Short task →
Examine the entries and show every line in which the word "good" is found.

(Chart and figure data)
■ ■ ■ ■

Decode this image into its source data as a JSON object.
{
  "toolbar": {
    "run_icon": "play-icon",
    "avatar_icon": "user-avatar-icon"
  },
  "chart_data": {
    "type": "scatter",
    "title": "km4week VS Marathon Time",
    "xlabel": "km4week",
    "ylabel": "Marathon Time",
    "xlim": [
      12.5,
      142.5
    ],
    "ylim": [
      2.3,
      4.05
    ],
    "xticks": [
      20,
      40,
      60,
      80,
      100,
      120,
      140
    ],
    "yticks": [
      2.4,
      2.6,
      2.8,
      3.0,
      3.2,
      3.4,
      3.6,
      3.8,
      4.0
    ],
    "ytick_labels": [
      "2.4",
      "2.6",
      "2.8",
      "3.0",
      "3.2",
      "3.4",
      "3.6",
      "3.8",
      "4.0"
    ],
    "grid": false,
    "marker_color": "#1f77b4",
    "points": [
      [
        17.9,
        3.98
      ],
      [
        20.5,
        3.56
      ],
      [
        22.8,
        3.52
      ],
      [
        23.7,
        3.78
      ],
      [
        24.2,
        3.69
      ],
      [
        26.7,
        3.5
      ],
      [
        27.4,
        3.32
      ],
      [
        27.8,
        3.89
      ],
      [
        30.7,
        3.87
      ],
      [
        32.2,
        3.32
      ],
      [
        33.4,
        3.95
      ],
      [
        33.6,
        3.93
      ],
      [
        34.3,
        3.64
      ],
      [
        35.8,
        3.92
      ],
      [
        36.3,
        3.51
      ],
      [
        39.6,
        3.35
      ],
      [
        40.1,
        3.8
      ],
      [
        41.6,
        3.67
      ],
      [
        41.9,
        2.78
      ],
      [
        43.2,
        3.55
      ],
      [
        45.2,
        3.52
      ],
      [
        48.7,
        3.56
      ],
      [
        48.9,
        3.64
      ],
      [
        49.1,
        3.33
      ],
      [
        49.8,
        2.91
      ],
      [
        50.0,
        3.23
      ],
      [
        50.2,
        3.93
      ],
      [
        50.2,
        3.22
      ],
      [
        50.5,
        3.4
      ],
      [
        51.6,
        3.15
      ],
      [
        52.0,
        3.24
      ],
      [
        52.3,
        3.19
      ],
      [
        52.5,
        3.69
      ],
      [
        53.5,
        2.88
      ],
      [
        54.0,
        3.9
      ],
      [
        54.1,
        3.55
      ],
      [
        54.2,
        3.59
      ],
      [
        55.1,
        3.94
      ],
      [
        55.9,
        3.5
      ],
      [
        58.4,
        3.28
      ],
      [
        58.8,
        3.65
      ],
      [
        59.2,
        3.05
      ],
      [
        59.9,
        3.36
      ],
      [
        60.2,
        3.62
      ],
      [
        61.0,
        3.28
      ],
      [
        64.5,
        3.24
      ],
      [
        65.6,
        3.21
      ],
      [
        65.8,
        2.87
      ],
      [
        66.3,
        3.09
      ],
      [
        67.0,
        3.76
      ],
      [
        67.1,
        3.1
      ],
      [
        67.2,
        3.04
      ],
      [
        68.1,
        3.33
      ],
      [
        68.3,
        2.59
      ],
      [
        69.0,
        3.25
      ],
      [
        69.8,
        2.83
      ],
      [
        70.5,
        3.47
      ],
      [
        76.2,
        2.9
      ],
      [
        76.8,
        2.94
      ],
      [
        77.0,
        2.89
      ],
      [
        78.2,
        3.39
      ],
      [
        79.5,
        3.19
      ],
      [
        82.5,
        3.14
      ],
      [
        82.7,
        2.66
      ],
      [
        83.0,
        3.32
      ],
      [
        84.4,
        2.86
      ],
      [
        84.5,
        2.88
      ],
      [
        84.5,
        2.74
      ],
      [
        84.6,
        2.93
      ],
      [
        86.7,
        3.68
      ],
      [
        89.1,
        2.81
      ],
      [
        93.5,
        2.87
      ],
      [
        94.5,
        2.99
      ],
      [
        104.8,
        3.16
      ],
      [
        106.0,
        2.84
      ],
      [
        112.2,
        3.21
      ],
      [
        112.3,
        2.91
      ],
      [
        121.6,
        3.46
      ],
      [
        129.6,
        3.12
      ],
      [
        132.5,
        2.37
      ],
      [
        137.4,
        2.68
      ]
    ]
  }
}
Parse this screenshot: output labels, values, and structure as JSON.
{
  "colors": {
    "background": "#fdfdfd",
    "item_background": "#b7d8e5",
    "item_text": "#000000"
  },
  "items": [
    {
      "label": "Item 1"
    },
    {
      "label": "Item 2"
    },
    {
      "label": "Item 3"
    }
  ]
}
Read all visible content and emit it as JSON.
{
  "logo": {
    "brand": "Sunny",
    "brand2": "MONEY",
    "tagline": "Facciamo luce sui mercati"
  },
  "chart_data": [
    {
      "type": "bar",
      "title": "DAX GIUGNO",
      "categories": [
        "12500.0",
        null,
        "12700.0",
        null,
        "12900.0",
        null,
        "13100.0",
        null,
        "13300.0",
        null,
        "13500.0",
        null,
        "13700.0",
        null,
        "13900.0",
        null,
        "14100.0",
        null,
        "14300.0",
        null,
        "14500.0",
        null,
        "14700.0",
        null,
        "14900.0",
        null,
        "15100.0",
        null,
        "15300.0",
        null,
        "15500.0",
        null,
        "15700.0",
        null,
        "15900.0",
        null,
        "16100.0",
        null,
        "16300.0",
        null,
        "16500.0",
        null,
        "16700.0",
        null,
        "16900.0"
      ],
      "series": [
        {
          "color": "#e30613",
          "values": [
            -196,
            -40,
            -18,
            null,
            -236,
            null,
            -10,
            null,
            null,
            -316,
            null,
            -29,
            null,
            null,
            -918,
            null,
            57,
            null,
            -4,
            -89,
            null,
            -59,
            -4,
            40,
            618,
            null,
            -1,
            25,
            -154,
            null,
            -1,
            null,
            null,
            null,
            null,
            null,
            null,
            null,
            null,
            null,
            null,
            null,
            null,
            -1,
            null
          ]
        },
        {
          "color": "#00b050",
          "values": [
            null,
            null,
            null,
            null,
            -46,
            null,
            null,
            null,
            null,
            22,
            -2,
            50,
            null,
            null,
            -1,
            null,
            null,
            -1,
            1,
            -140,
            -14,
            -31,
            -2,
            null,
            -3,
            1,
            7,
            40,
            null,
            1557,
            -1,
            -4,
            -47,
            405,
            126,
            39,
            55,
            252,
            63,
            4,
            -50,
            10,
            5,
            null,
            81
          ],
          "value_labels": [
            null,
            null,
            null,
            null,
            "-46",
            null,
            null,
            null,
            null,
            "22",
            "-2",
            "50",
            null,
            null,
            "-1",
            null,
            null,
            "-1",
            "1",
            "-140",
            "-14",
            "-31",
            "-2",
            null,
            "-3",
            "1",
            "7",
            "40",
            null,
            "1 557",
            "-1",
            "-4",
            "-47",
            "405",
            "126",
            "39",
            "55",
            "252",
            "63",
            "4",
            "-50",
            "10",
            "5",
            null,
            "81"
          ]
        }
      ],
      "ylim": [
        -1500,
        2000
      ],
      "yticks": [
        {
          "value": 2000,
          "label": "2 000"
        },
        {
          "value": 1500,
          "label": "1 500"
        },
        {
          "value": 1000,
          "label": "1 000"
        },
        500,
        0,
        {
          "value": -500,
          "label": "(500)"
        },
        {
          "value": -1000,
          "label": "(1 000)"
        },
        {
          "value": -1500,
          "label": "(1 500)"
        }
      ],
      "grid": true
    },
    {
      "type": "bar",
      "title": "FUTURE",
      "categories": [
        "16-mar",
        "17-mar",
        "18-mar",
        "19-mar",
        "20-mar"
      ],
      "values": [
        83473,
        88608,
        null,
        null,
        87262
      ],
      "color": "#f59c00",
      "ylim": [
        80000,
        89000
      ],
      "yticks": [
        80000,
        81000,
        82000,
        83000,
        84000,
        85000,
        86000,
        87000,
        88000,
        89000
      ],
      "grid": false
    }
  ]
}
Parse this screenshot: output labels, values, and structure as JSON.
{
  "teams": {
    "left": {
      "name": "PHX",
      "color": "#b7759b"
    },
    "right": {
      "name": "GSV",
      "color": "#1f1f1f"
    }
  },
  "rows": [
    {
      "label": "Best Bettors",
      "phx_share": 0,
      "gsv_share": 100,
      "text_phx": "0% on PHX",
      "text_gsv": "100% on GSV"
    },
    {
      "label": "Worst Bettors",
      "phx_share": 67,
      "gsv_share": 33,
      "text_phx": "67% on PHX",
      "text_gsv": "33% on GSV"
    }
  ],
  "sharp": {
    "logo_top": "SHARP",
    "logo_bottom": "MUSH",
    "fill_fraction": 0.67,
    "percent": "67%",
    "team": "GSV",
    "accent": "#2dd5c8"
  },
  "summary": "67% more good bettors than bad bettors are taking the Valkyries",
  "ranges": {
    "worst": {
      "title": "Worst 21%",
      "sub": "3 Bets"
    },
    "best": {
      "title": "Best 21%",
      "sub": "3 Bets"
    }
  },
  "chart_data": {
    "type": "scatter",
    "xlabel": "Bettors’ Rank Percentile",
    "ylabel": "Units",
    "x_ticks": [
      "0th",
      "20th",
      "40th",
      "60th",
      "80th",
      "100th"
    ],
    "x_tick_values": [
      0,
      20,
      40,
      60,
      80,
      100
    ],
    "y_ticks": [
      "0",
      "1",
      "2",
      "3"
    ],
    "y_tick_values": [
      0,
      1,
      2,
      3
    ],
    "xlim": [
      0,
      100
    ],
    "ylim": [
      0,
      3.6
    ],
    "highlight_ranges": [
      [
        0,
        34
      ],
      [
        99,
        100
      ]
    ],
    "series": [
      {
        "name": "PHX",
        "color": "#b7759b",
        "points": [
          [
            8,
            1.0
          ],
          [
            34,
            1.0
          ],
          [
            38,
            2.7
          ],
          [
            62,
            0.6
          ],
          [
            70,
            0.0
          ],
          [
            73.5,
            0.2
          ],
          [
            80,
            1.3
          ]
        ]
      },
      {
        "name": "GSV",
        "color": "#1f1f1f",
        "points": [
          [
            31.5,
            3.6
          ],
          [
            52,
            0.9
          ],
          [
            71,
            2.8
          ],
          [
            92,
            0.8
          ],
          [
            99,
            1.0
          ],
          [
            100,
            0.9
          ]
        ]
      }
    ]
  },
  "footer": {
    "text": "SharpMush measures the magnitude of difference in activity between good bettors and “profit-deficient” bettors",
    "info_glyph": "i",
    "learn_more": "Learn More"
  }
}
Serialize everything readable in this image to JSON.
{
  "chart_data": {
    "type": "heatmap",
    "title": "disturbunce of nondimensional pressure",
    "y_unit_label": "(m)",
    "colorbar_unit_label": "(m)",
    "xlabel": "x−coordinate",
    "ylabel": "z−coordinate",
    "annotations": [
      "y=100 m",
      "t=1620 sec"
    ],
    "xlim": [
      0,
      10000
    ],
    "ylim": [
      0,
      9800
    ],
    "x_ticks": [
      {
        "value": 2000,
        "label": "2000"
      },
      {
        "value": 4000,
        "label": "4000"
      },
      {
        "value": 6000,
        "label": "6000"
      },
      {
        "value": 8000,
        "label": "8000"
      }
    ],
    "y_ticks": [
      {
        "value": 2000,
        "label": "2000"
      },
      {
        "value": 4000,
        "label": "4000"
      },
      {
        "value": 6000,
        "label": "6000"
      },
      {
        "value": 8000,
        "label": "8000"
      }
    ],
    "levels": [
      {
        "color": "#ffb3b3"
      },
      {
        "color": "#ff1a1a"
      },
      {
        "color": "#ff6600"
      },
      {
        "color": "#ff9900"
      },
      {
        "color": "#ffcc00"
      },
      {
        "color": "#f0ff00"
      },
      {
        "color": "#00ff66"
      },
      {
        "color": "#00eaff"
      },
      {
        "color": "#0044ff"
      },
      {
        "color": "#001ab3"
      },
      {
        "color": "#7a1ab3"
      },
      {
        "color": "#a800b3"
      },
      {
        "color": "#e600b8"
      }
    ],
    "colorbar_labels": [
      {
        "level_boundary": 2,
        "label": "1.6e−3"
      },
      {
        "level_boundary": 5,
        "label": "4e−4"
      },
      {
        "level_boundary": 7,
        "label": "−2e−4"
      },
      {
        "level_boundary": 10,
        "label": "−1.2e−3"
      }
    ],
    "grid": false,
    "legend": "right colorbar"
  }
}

■ ■ ■ ■

In response →
  "summary": "67% more good bettors than bad bettors are taking the Valkyries",
    "text": "SharpMush measures the magnitude of difference in activity between good bettors and “profit-deficient” bettors",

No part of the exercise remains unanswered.